● TASK STATEMENT: Scan the records for the word "Leah". Copy each line that includes it.

-- START --

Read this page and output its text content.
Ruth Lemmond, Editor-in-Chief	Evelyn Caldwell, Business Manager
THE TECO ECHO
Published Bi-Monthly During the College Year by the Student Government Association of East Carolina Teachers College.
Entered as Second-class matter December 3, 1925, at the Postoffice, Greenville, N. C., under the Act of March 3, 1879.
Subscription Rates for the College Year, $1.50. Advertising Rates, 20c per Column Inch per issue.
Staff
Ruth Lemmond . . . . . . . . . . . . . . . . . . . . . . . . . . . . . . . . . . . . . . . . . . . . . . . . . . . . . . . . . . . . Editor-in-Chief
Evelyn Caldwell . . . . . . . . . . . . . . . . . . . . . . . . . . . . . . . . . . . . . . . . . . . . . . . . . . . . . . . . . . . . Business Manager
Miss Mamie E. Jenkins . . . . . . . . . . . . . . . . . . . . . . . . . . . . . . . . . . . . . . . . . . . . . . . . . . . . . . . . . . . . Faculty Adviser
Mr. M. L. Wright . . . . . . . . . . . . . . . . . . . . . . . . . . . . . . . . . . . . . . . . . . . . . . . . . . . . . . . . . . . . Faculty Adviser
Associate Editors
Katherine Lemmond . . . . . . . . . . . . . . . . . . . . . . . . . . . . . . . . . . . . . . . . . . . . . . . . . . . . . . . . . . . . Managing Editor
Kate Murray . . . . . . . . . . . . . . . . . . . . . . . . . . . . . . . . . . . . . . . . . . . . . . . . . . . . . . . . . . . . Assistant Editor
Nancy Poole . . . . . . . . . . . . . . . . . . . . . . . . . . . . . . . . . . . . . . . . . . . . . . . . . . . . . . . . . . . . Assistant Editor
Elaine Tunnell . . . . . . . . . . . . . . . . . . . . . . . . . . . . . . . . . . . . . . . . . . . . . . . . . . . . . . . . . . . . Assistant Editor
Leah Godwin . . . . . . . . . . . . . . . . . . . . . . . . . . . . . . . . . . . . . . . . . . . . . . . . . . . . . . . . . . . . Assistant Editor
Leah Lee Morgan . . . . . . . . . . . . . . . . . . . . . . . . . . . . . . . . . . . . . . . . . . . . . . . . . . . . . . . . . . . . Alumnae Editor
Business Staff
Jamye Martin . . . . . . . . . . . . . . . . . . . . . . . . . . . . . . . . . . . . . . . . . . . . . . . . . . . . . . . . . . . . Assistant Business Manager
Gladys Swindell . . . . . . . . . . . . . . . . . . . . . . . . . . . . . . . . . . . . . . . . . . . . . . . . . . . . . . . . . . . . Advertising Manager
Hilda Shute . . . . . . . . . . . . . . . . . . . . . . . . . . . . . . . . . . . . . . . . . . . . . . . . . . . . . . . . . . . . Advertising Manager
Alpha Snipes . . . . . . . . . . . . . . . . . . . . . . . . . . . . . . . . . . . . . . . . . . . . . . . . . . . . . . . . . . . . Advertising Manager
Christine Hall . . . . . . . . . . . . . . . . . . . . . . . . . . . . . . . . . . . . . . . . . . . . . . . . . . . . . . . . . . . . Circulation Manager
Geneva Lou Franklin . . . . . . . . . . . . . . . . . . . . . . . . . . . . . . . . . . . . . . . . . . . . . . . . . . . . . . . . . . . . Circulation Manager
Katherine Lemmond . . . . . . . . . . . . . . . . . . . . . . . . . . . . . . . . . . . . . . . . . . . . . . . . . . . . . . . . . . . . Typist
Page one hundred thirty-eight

-- END --

● WRITTEN RESPONSE:
Leah Godwin . . . . . . . . . . . . . . . . . . . . . . . . . . . . . . . . . . . . . . . . . . . . . . . . . . . . . . . . . . . . Assistant Editor
Leah Lee Morgan . . . . . . . . . . . . . . . . . . . . . . . . . . . . . . . . . . . . . . . . . . . . . . . . . . . . . . . . . . . . Alumnae Editor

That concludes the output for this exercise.